_Records_:
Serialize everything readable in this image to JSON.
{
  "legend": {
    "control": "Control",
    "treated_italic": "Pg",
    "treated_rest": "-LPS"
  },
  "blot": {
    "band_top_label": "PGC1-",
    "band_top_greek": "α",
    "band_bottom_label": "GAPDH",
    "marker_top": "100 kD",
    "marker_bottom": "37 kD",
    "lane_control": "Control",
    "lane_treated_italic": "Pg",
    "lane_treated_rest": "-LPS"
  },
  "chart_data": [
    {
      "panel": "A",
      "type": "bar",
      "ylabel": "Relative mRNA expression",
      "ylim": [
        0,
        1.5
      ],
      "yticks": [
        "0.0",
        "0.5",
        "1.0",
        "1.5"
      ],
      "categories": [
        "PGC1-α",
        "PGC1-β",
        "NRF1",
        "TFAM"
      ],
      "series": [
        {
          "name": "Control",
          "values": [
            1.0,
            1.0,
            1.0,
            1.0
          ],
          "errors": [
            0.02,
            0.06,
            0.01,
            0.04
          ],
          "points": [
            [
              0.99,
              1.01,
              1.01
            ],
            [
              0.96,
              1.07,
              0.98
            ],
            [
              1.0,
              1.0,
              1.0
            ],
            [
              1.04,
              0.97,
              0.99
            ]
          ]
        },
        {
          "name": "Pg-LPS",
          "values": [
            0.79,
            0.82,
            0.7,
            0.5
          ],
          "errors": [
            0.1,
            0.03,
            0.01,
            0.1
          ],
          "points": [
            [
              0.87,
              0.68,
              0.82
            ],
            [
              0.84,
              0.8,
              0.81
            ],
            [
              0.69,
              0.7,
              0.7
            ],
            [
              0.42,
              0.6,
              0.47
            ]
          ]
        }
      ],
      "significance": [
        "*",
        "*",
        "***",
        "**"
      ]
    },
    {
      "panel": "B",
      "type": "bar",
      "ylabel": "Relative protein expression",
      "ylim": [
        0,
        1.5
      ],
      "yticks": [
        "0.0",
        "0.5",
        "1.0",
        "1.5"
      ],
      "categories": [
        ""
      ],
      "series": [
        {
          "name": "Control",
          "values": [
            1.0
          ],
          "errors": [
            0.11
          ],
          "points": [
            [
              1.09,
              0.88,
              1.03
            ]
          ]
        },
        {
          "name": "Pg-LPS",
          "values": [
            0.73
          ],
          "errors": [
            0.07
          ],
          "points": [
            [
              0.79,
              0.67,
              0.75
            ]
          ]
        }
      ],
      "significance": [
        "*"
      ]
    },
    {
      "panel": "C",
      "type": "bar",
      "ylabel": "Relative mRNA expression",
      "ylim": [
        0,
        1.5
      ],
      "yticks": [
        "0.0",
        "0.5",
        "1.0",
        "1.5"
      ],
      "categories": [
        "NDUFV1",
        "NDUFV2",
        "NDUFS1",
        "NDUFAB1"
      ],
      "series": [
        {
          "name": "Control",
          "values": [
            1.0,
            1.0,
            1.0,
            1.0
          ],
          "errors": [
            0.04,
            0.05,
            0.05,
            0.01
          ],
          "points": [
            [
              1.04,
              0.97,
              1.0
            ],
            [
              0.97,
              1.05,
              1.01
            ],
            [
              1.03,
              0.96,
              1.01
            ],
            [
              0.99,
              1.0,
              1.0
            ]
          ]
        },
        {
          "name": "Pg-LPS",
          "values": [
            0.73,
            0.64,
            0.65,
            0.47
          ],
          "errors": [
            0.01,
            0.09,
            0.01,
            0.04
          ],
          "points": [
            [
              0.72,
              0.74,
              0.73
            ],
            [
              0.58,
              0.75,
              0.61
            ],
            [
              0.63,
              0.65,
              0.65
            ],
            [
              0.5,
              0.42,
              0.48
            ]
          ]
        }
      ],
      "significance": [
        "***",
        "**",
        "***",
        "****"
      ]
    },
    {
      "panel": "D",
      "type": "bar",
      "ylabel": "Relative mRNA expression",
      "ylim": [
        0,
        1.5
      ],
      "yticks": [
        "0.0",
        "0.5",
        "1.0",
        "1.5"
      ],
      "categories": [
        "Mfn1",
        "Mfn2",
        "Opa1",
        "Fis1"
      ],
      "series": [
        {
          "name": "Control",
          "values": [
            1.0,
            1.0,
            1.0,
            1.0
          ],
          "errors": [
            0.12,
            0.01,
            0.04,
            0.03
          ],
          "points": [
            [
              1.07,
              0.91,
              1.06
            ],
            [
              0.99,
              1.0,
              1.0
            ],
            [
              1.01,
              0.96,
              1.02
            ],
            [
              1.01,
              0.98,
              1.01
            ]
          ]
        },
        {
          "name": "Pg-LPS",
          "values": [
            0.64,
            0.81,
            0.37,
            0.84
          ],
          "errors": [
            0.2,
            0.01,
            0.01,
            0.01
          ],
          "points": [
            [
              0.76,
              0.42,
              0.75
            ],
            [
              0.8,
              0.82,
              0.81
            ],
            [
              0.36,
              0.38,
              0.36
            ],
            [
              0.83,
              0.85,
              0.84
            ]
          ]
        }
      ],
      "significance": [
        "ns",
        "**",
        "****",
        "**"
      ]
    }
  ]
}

_Task to complete_: Reproduce each entry above character for character.

_Exercise solution_:
Serialize everything readable in this image to JSON.
{
  "legend": {
    "control": "Control",
    "treated_italic": "Pg",
    "treated_rest": "-LPS"
  },
  "blot": {
    "band_top_label": "PGC1-",
    "band_top_greek": "α",
    "band_bottom_label": "GAPDH",
    "marker_top": "100 kD",
    "marker_bottom": "37 kD",
    "lane_control": "Control",
    "lane_treated_italic": "Pg",
    "lane_treated_rest": "-LPS"
  },
  "chart_data": [
    {
      "panel": "A",
      "type": "bar",
      "ylabel": "Relative mRNA expression",
      "ylim": [
        0,
        1.5
      ],
      "yticks": [
        "0.0",
        "0.5",
        "1.0",
        "1.5"
      ],
      "categories": [
        "PGC1-α",
        "PGC1-β",
        "NRF1",
        "TFAM"
      ],
      "series": [
        {
          "name": "Control",
          "values": [
            1.0,
            1.0,
            1.0,
            1.0
          ],
          "errors": [
            0.02,
            0.06,
            0.01,
            0.04
          ],
          "points": [
            [
              0.99,
              1.01,
              1.01
            ],
            [
              0.96,
              1.07,
              0.98
            ],
            [
              1.0,
              1.0,
              1.0
            ],
            [
              1.04,
              0.97,
              0.99
            ]
          ]
        },
        {
          "name": "Pg-LPS",
          "values": [
            0.79,
            0.82,
            0.7,
            0.5
          ],
          "errors": [
            0.1,
            0.03,
            0.01,
            0.1
          ],
          "points": [
            [
              0.87,
              0.68,
              0.82
            ],
            [
              0.84,
              0.8,
              0.81
            ],
            [
              0.69,
              0.7,
              0.7
            ],
            [
              0.42,
              0.6,
              0.47
            ]
          ]
        }
      ],
      "significance": [
        "*",
        "*",
        "***",
        "**"
      ]
    },
    {
      "panel": "B",
      "type": "bar",
      "ylabel": "Relative protein expression",
      "ylim": [
        0,
        1.5
      ],
      "yticks": [
        "0.0",
        "0.5",
        "1.0",
        "1.5"
      ],
      "categories": [
        ""
      ],
      "series": [
        {
          "name": "Control",
          "values": [
            1.0
          ],
          "errors": [
            0.11
          ],
          "points": [
            [
              1.09,
              0.88,
              1.03
            ]
          ]
        },
        {
          "name": "Pg-LPS",
          "values": [
            0.73
          ],
          "errors": [
            0.07
          ],
          "points": [
            [
              0.79,
              0.67,
              0.75
            ]
          ]
        }
      ],
      "significance": [
        "*"
      ]
    },
    {
      "panel": "C",
      "type": "bar",
      "ylabel": "Relative mRNA expression",
      "ylim": [
        0,
        1.5
      ],
      "yticks": [
        "0.0",
        "0.5",
        "1.0",
        "1.5"
      ],
      "categories": [
        "NDUFV1",
        "NDUFV2",
        "NDUFS1",
        "NDUFAB1"
      ],
      "series": [
        {
          "name": "Control",
          "values": [
            1.0,
            1.0,
            1.0,
            1.0
          ],
          "errors": [
            0.04,
            0.05,
            0.05,
            0.01
          ],
          "points": [
            [
              1.04,
              0.97,
              1.0
            ],
            [
              0.97,
              1.05,
              1.01
            ],
            [
              1.03,
              0.96,
              1.01
            ],
            [
              0.99,
              1.0,
              1.0
            ]
          ]
        },
        {
          "name": "Pg-LPS",
          "values": [
            0.73,
            0.64,
            0.65,
            0.47
          ],
          "errors": [
            0.01,
            0.09,
            0.01,
            0.04
          ],
          "points": [
            [
              0.72,
              0.74,
              0.73
            ],
            [
              0.58,
              0.75,
              0.61
            ],
            [
              0.63,
              0.65,
              0.65
            ],
            [
              0.5,
              0.42,
              0.48
            ]
          ]
        }
      ],
      "significance": [
        "***",
        "**",
        "***",
        "****"
      ]
    },
    {
      "panel": "D",
      "type": "bar",
      "ylabel": "Relative mRNA expression",
      "ylim": [
        0,
        1.5
      ],
      "yticks": [
        "0.0",
        "0.5",
        "1.0",
        "1.5"
      ],
      "categories": [
        "Mfn1",
        "Mfn2",
        "Opa1",
        "Fis1"
      ],
      "series": [
        {
          "name": "Control",
          "values": [
            1.0,
            1.0,
            1.0,
            1.0
          ],
          "errors": [
            0.12,
            0.01,
            0.04,
            0.03
          ],
          "points": [
            [
              1.07,
              0.91,
              1.06
            ],
            [
              0.99,
              1.0,
              1.0
            ],
            [
              1.01,
              0.96,
              1.02
            ],
            [
              1.01,
              0.98,
              1.01
            ]
          ]
        },
        {
          "name": "Pg-LPS",
          "values": [
            0.64,
            0.81,
            0.37,
            0.84
          ],
          "errors": [
            0.2,
            0.01,
            0.01,
            0.01
          ],
          "points": [
            [
              0.76,
              0.42,
              0.75
            ],
            [
              0.8,
              0.82,
              0.81
            ],
            [
              0.36,
              0.38,
              0.36
            ],
            [
              0.83,
              0.85,
              0.84
            ]
          ]
        }
      ],
      "significance": [
        "ns",
        "**",
        "****",
        "**"
      ]
    }
  ]
}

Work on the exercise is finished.